= Objective =
Give the listing again character for character, but drop the images.

= Data listing =
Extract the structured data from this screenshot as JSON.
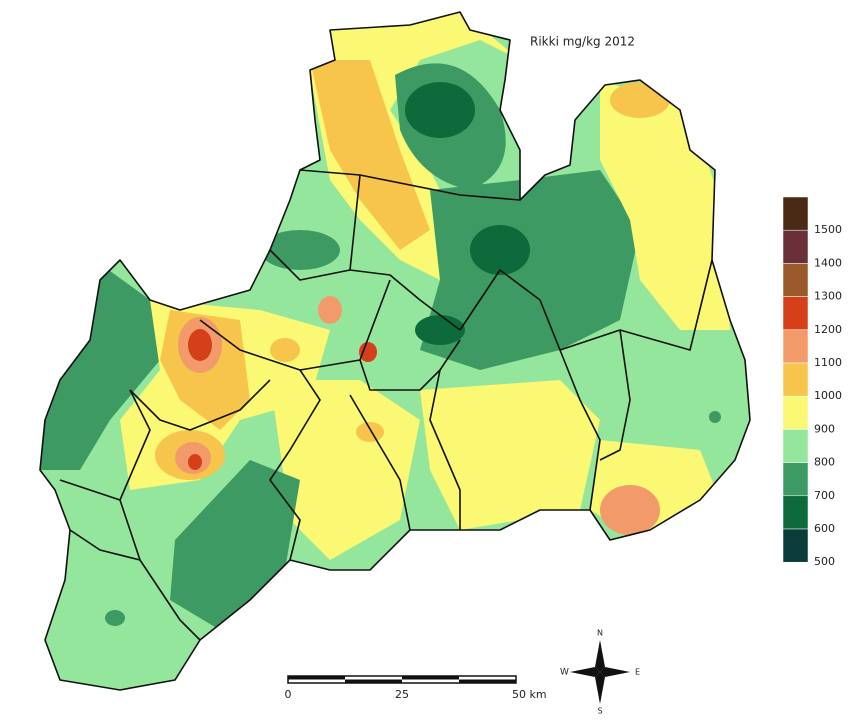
{
  "title": "Rikki mg/kg 2012",
  "legend": {
    "items": [
      {
        "label": 1500,
        "color": "#4a2a14"
      },
      {
        "label": 1400,
        "color": "#6b2f3a"
      },
      {
        "label": 1300,
        "color": "#9a5a2c"
      },
      {
        "label": 1200,
        "color": "#d5401b"
      },
      {
        "label": 1100,
        "color": "#f39a6a"
      },
      {
        "label": 1000,
        "color": "#f7c44c"
      },
      {
        "label": 900,
        "color": "#fbf874"
      },
      {
        "label": 800,
        "color": "#93e69b"
      },
      {
        "label": 700,
        "color": "#3d9a62"
      },
      {
        "label": 600,
        "color": "#0d6b3b"
      },
      {
        "label": 500,
        "color": "#0a3c3a"
      }
    ]
  },
  "scale_bar": {
    "labels": [
      "0",
      "25",
      "50 km"
    ]
  },
  "compass": {
    "north": "N",
    "east": "E",
    "south": "S",
    "west": "W"
  }
}
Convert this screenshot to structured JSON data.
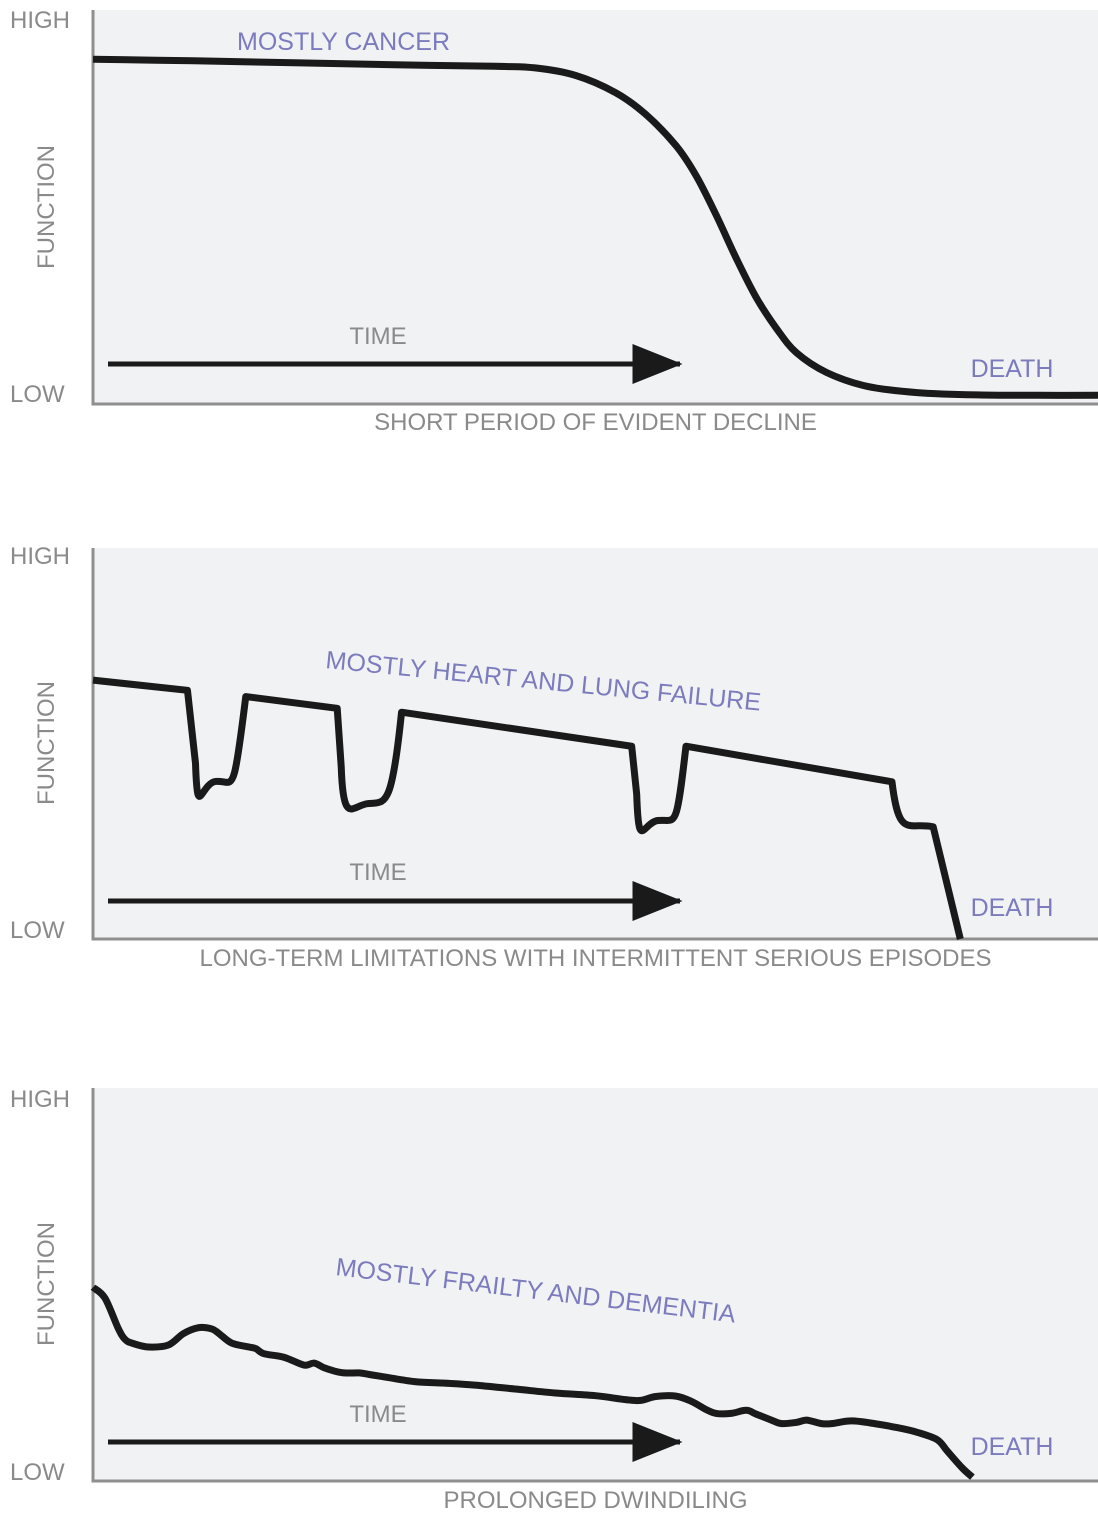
{
  "colors": {
    "panel_background": "#f1f2f4",
    "axis": "#8f8f8f",
    "curve": "#1a1a1a",
    "label_gray": "#8a8a8a",
    "annotation_purple": "#7b7bbd"
  },
  "chart_data": [
    {
      "type": "line",
      "ylabel": "FUNCTION",
      "y_high_label": "HIGH",
      "y_low_label": "LOW",
      "caption": "SHORT PERIOD OF EVIDENT DECLINE",
      "annotation": "MOSTLY CANCER",
      "time_label": "TIME",
      "end_label": "DEATH",
      "xlim": [
        0,
        100
      ],
      "ylim": [
        0,
        100
      ],
      "grid": false,
      "series": [
        {
          "x": [
            0,
            10,
            20,
            30,
            40,
            44,
            48,
            52,
            55,
            58,
            60,
            62,
            64,
            66,
            68,
            70,
            73,
            77,
            82,
            88,
            94,
            100
          ],
          "y": [
            87.5,
            87.1,
            86.6,
            86.1,
            85.7,
            85.3,
            83.4,
            79.0,
            73.5,
            65.6,
            58.0,
            48.0,
            37.0,
            27.0,
            19.2,
            13.0,
            8.0,
            4.5,
            2.9,
            2.3,
            2.2,
            2.2
          ],
          "shape": "smooth"
        }
      ]
    },
    {
      "type": "line",
      "ylabel": "FUNCTION",
      "y_high_label": "HIGH",
      "y_low_label": "LOW",
      "caption": "LONG-TERM LIMITATIONS WITH INTERMITTENT SERIOUS EPISODES",
      "annotation": "MOSTLY HEART AND LUNG FAILURE",
      "time_label": "TIME",
      "end_label": "DEATH",
      "xlim": [
        0,
        100
      ],
      "ylim": [
        0,
        100
      ],
      "grid": false,
      "series": [
        {
          "x": [
            0,
            9.4,
            10.2,
            12.2,
            14.2,
            15.2,
            24.3,
            24.7,
            27.3,
            30.0,
            30.7,
            53.6,
            54.1,
            56.2,
            58.3,
            59.0,
            79.5,
            80.2,
            83.6,
            86.3
          ],
          "y": [
            66.2,
            63.6,
            44.9,
            40.3,
            45.0,
            62.0,
            59.0,
            44.0,
            34.6,
            43.0,
            58.0,
            49.3,
            37.0,
            30.3,
            37.0,
            49.3,
            40.2,
            33.0,
            28.7,
            0
          ],
          "shape": "piecewise"
        }
      ]
    },
    {
      "type": "line",
      "ylabel": "FUNCTION",
      "y_high_label": "HIGH",
      "y_low_label": "LOW",
      "caption": "PROLONGED DWINDILING",
      "annotation": "MOSTLY FRAILTY AND DEMENTIA",
      "time_label": "TIME",
      "end_label": "DEATH",
      "xlim": [
        0,
        100
      ],
      "ylim": [
        0,
        100
      ],
      "grid": false,
      "series": [
        {
          "x": [
            0,
            1.2,
            2.5,
            3.2,
            4.0,
            5.5,
            7.5,
            9.0,
            10.5,
            11.8,
            12.5,
            13.8,
            15.5,
            16.2,
            17.0,
            19.0,
            21.0,
            22.0,
            23.0,
            24.0,
            25.0,
            26.5,
            27.5,
            29.0,
            32.0,
            35.0,
            38.0,
            42.0,
            46.0,
            50.0,
            53.0,
            54.5,
            56.0,
            58.0,
            59.5,
            61.0,
            62.0,
            63.5,
            65.0,
            66.0,
            67.5,
            68.5,
            70.0,
            71.0,
            72.5,
            73.5,
            75.5,
            78.0,
            80.0,
            82.0,
            84.0,
            85.0,
            86.5,
            87.5
          ],
          "y": [
            49.3,
            46.5,
            38.9,
            36.0,
            35.0,
            34.1,
            34.6,
            37.5,
            39.0,
            38.7,
            37.6,
            35.1,
            34.1,
            33.7,
            32.4,
            31.5,
            29.5,
            30.0,
            28.8,
            28.0,
            27.5,
            27.5,
            27.1,
            26.5,
            25.3,
            24.9,
            24.4,
            23.4,
            22.4,
            21.7,
            20.7,
            20.5,
            21.5,
            21.6,
            20.3,
            18.2,
            17.2,
            17.2,
            18.0,
            17.0,
            15.5,
            14.6,
            14.9,
            15.5,
            14.6,
            14.6,
            15.3,
            14.5,
            13.6,
            12.4,
            10.5,
            7.6,
            3.3,
            1.0
          ],
          "shape": "jagged"
        }
      ]
    }
  ]
}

= Exercise answer =
Extract the structured data from this screenshot as JSON.
{
  "title": "Rikki mg/kg 2012",
  "legend": {
    "items": [
      {
        "label": 1500,
        "color": "#4a2a14"
      },
      {
        "label": 1400,
        "color": "#6b2f3a"
      },
      {
        "label": 1300,
        "color": "#9a5a2c"
      },
      {
        "label": 1200,
        "color": "#d5401b"
      },
      {
        "label": 1100,
        "color": "#f39a6a"
      },
      {
        "label": 1000,
        "color": "#f7c44c"
      },
      {
        "label": 900,
        "color": "#fbf874"
      },
      {
        "label": 800,
        "color": "#93e69b"
      },
      {
        "label": 700,
        "color": "#3d9a62"
      },
      {
        "label": 600,
        "color": "#0d6b3b"
      },
      {
        "label": 500,
        "color": "#0a3c3a"
      }
    ]
  },
  "scale_bar": {
    "labels": [
      "0",
      "25",
      "50 km"
    ]
  },
  "compass": {
    "north": "N",
    "east": "E",
    "south": "S",
    "west": "W"
  }
}
Convert this screenshot to structured JSON data.
{
  "colors": {
    "panel_background": "#f1f2f4",
    "axis": "#8f8f8f",
    "curve": "#1a1a1a",
    "label_gray": "#8a8a8a",
    "annotation_purple": "#7b7bbd"
  },
  "chart_data": [
    {
      "type": "line",
      "ylabel": "FUNCTION",
      "y_high_label": "HIGH",
      "y_low_label": "LOW",
      "caption": "SHORT PERIOD OF EVIDENT DECLINE",
      "annotation": "MOSTLY CANCER",
      "time_label": "TIME",
      "end_label": "DEATH",
      "xlim": [
        0,
        100
      ],
      "ylim": [
        0,
        100
      ],
      "grid": false,
      "series": [
        {
          "x": [
            0,
            10,
            20,
            30,
            40,
            44,
            48,
            52,
            55,
            58,
            60,
            62,
            64,
            66,
            68,
            70,
            73,
            77,
            82,
            88,
            94,
            100
          ],
          "y": [
            87.5,
            87.1,
            86.6,
            86.1,
            85.7,
            85.3,
            83.4,
            79.0,
            73.5,
            65.6,
            58.0,
            48.0,
            37.0,
            27.0,
            19.2,
            13.0,
            8.0,
            4.5,
            2.9,
            2.3,
            2.2,
            2.2
          ],
          "shape": "smooth"
        }
      ]
    },
    {
      "type": "line",
      "ylabel": "FUNCTION",
      "y_high_label": "HIGH",
      "y_low_label": "LOW",
      "caption": "LONG-TERM LIMITATIONS WITH INTERMITTENT SERIOUS EPISODES",
      "annotation": "MOSTLY HEART AND LUNG FAILURE",
      "time_label": "TIME",
      "end_label": "DEATH",
      "xlim": [
        0,
        100
      ],
      "ylim": [
        0,
        100
      ],
      "grid": false,
      "series": [
        {
          "x": [
            0,
            9.4,
            10.2,
            12.2,
            14.2,
            15.2,
            24.3,
            24.7,
            27.3,
            30.0,
            30.7,
            53.6,
            54.1,
            56.2,
            58.3,
            59.0,
            79.5,
            80.2,
            83.6,
            86.3
          ],
          "y": [
            66.2,
            63.6,
            44.9,
            40.3,
            45.0,
            62.0,
            59.0,
            44.0,
            34.6,
            43.0,
            58.0,
            49.3,
            37.0,
            30.3,
            37.0,
            49.3,
            40.2,
            33.0,
            28.7,
            0
          ],
          "shape": "piecewise"
        }
      ]
    },
    {
      "type": "line",
      "ylabel": "FUNCTION",
      "y_high_label": "HIGH",
      "y_low_label": "LOW",
      "caption": "PROLONGED DWINDILING",
      "annotation": "MOSTLY FRAILTY AND DEMENTIA",
      "time_label": "TIME",
      "end_label": "DEATH",
      "xlim": [
        0,
        100
      ],
      "ylim": [
        0,
        100
      ],
      "grid": false,
      "series": [
        {
          "x": [
            0,
            1.2,
            2.5,
            3.2,
            4.0,
            5.5,
            7.5,
            9.0,
            10.5,
            11.8,
            12.5,
            13.8,
            15.5,
            16.2,
            17.0,
            19.0,
            21.0,
            22.0,
            23.0,
            24.0,
            25.0,
            26.5,
            27.5,
            29.0,
            32.0,
            35.0,
            38.0,
            42.0,
            46.0,
            50.0,
            53.0,
            54.5,
            56.0,
            58.0,
            59.5,
            61.0,
            62.0,
            63.5,
            65.0,
            66.0,
            67.5,
            68.5,
            70.0,
            71.0,
            72.5,
            73.5,
            75.5,
            78.0,
            80.0,
            82.0,
            84.0,
            85.0,
            86.5,
            87.5
          ],
          "y": [
            49.3,
            46.5,
            38.9,
            36.0,
            35.0,
            34.1,
            34.6,
            37.5,
            39.0,
            38.7,
            37.6,
            35.1,
            34.1,
            33.7,
            32.4,
            31.5,
            29.5,
            30.0,
            28.8,
            28.0,
            27.5,
            27.5,
            27.1,
            26.5,
            25.3,
            24.9,
            24.4,
            23.4,
            22.4,
            21.7,
            20.7,
            20.5,
            21.5,
            21.6,
            20.3,
            18.2,
            17.2,
            17.2,
            18.0,
            17.0,
            15.5,
            14.6,
            14.9,
            15.5,
            14.6,
            14.6,
            15.3,
            14.5,
            13.6,
            12.4,
            10.5,
            7.6,
            3.3,
            1.0
          ],
          "shape": "jagged"
        }
      ]
    }
  ]
}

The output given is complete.